**The request:** From the listing below, copy every line with the word "type".

Data entries for graphics
-- Start --

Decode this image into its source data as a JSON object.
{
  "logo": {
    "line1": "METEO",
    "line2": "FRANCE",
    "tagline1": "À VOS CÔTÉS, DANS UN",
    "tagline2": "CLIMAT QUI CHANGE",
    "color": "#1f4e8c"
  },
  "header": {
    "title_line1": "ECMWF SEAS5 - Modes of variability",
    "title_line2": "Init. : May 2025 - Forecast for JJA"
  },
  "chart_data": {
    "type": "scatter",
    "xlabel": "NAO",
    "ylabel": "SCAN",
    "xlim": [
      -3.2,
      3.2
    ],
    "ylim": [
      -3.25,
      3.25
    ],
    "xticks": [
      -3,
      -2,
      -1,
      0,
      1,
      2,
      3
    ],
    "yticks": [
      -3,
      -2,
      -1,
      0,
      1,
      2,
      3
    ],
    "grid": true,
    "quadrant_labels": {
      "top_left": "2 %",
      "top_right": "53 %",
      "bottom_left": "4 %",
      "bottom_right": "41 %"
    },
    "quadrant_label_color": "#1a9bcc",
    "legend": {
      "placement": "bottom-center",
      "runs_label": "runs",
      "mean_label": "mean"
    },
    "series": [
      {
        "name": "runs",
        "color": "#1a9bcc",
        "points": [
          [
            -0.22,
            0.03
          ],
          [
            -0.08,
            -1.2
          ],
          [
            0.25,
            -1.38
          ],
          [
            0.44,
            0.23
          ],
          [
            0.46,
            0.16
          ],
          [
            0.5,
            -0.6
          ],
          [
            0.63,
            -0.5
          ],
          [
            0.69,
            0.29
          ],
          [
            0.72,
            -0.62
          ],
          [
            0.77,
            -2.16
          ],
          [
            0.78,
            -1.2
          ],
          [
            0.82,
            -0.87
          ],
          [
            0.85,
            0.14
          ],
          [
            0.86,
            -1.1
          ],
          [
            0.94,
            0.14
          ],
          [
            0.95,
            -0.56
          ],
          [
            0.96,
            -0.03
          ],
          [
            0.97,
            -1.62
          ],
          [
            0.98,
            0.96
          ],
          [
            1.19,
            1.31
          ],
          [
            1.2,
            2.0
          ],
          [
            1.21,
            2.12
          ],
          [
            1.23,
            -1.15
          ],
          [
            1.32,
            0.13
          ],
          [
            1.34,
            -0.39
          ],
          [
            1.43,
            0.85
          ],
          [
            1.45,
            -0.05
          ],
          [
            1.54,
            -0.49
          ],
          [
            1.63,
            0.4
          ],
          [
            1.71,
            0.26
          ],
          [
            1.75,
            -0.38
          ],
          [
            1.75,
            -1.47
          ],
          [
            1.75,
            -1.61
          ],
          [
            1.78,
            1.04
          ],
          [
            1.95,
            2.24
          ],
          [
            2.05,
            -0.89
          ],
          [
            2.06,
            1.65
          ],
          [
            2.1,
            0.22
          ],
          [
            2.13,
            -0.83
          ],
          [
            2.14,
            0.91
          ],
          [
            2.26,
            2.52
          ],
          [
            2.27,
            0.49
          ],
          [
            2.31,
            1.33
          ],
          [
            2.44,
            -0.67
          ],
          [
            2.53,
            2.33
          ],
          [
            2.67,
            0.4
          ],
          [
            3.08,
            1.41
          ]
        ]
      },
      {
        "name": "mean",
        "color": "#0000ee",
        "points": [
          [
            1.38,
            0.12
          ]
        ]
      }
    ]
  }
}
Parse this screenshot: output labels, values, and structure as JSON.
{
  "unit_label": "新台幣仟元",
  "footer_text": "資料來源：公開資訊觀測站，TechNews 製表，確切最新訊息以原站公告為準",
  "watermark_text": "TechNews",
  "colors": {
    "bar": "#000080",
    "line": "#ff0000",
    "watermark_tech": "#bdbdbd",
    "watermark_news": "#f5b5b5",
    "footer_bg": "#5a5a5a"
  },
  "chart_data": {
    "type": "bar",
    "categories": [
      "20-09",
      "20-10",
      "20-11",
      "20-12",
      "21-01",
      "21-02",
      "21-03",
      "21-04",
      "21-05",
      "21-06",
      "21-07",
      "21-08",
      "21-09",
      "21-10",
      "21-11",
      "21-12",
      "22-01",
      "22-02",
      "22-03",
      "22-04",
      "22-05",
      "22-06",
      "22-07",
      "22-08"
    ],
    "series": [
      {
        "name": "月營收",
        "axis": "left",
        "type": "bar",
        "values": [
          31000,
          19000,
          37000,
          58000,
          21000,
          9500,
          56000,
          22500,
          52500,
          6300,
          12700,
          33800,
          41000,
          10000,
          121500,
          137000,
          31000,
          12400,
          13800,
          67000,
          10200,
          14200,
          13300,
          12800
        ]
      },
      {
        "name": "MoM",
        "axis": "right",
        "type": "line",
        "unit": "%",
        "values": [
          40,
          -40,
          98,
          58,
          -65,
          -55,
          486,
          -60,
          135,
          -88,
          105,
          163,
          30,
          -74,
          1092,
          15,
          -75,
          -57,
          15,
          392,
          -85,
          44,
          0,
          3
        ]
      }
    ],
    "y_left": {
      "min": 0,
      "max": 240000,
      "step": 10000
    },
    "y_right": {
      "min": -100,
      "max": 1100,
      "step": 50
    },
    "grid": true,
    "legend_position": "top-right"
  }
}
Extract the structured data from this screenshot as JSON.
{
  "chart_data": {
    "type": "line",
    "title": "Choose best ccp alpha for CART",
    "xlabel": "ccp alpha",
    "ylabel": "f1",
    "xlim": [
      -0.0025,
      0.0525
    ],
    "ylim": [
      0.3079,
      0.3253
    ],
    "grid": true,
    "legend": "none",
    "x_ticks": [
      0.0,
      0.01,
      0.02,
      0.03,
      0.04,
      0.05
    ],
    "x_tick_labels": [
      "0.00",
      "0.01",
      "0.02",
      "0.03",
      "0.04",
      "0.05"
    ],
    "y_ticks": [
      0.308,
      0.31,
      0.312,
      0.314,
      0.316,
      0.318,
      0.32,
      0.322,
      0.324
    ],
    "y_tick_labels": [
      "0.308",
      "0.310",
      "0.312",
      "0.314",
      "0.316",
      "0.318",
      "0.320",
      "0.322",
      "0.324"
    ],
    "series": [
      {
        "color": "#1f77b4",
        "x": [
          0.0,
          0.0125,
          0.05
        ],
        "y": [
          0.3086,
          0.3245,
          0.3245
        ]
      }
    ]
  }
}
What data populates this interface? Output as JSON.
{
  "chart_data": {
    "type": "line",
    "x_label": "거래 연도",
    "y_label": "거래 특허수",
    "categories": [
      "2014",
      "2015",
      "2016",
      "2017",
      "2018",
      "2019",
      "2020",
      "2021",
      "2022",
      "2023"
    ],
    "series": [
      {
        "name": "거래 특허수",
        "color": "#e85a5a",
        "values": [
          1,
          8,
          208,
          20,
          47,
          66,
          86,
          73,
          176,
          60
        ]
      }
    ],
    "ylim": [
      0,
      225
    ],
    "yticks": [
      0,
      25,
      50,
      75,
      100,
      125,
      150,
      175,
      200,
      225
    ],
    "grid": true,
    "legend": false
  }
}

-- End --

**Written response:**
    "type": "scatter",
    "type": "bar",
        "type": "bar",
        "type": "line",
    "type": "line",
    "type": "line",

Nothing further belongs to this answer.